Dataset entries
___
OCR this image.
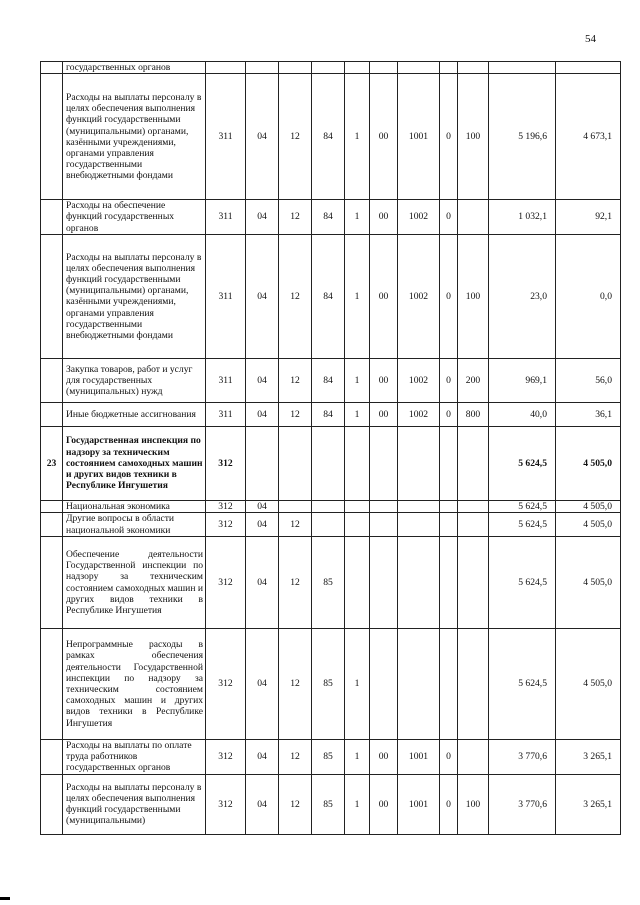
54
	государственных органов											
	Расходы на выплаты персоналу в целях обеспечения выполнения функций государственными (муниципальными) органами, казёнными учреждениями, органами управления государственными внебюджетными фондами	311	04	12	84	1	00	1001	0	100	5 196,6	4 673,1
	Расходы на обеспечение функций государственных органов	311	04	12	84	1	00	1002	0		1 032,1	92,1
	Расходы на выплаты персоналу в целях обеспечения выполнения функций государственными (муниципальными) органами, казёнными учреждениями, органами управления государственными внебюджетными фондами	311	04	12	84	1	00	1002	0	100	23,0	0,0
	Закупка товаров, работ и услуг для государственных (муниципальных) нужд	311	04	12	84	1	00	1002	0	200	969,1	56,0
	Иные бюджетные ассигнования	311	04	12	84	1	00	1002	0	800	40,0	36,1
23	Государственная инспекция по надзору за техническим состоянием самоходных машин и других видов техники в Республике Ингушетия	312									5 624,5	4 505,0
	Национальная экономика	312	04								5 624,5	4 505,0
	Другие вопросы в области национальной экономики	312	04	12							5 624,5	4 505,0
	Обеспечение деятельности Государственной инспекции по надзору за техническим состоянием самоходных машин и других видов техники в Республике Ингушетия	312	04	12	85						5 624,5	4 505,0
	Непрограммные расходы в рамках обеспечения деятельности Государственной инспекции по надзору за техническим состоянием самоходных машин и других видов техники в Республике Ингушетия	312	04	12	85	1					5 624,5	4 505,0
	Расходы на выплаты по оплате труда работников государственных органов	312	04	12	85	1	00	1001	0		3 770,6	3 265,1
	Расходы на выплаты персоналу в целях обеспечения выполнения функций государственными (муниципальными)	312	04	12	85	1	00	1001	0	100	3 770,6	3 265,1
___
From the listing above, collect each line in which the string "обеспечения" appears.

	Расходы на выплаты персоналу в целях обеспечения выполнения функций государственными (муниципальными) органами, казёнными учреждениями, органами управления государственными внебюджетными фондами	311	04	12	84	1	00	1001	0	100	5 196,6	4 673,1
	Расходы на выплаты персоналу в целях обеспечения выполнения функций государственными (муниципальными) органами, казёнными учреждениями, органами управления государственными внебюджетными фондами	311	04	12	84	1	00	1002	0	100	23,0	0,0
	Непрограммные расходы в рамках обеспечения деятельности Государственной инспекции по надзору за техническим состоянием самоходных машин и других видов техники в Республике Ингушетия	312	04	12	85	1					5 624,5	4 505,0
	Расходы на выплаты персоналу в целях обеспечения выполнения функций государственными (муниципальными)	312	04	12	85	1	00	1001	0	100	3 770,6	3 265,1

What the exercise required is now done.